• PROMPT
All of the data should be repeated exactly; pictures are not part of the copy.

■ ■ ■

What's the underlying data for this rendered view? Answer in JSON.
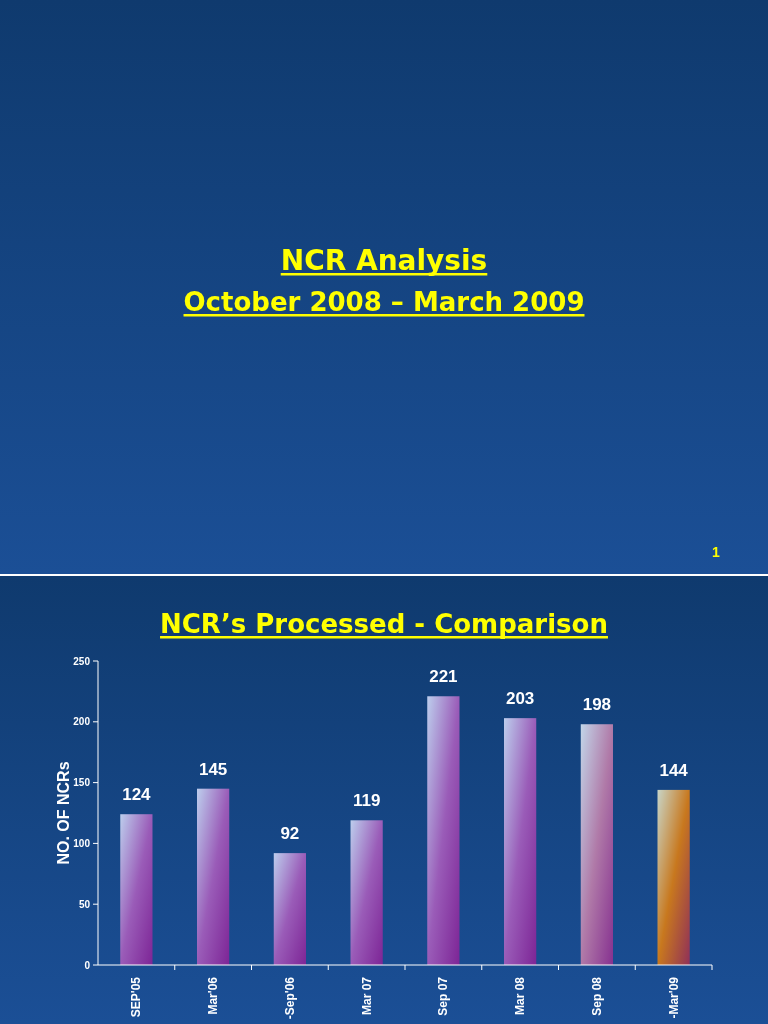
{
  "chart_data": {
    "type": "bar",
    "title": "NCR’s Processed - Comparison",
    "ylabel": "NO. OF NCRs",
    "annotations": [
      "NCR Analysis",
      "October 2008 – March 2009",
      "1"
    ],
    "categories": [
      "SEP'05",
      "Mar'06",
      "-Sep'06",
      "Mar 07",
      "Sep 07",
      "Mar 08",
      "Sep 08",
      "-Mar'09"
    ],
    "values": [
      124,
      145,
      92,
      119,
      221,
      203,
      198,
      144
    ],
    "colors": [
      "#9a5cb8",
      "#9a5cb8",
      "#9a5cb8",
      "#9a5cb8",
      "#9a5cb8",
      "#9a5cb8",
      "#b07aa8",
      "#c8781e"
    ],
    "ylim": [
      0,
      250
    ],
    "yticks": [
      0,
      50,
      100,
      150,
      200,
      250
    ],
    "data_labels": true,
    "grid": false
  }
}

■ ■ ■

• RESPONSE BELOW
What's the underlying data for this rendered view? Answer in JSON.
{
  "chart_data": {
    "type": "bar",
    "title": "NCR’s Processed - Comparison",
    "ylabel": "NO. OF NCRs",
    "annotations": [
      "NCR Analysis",
      "October 2008 – March 2009",
      "1"
    ],
    "categories": [
      "SEP'05",
      "Mar'06",
      "-Sep'06",
      "Mar 07",
      "Sep 07",
      "Mar 08",
      "Sep 08",
      "-Mar'09"
    ],
    "values": [
      124,
      145,
      92,
      119,
      221,
      203,
      198,
      144
    ],
    "colors": [
      "#9a5cb8",
      "#9a5cb8",
      "#9a5cb8",
      "#9a5cb8",
      "#9a5cb8",
      "#9a5cb8",
      "#b07aa8",
      "#c8781e"
    ],
    "ylim": [
      0,
      250
    ],
    "yticks": [
      0,
      50,
      100,
      150,
      200,
      250
    ],
    "data_labels": true,
    "grid": false
  }
}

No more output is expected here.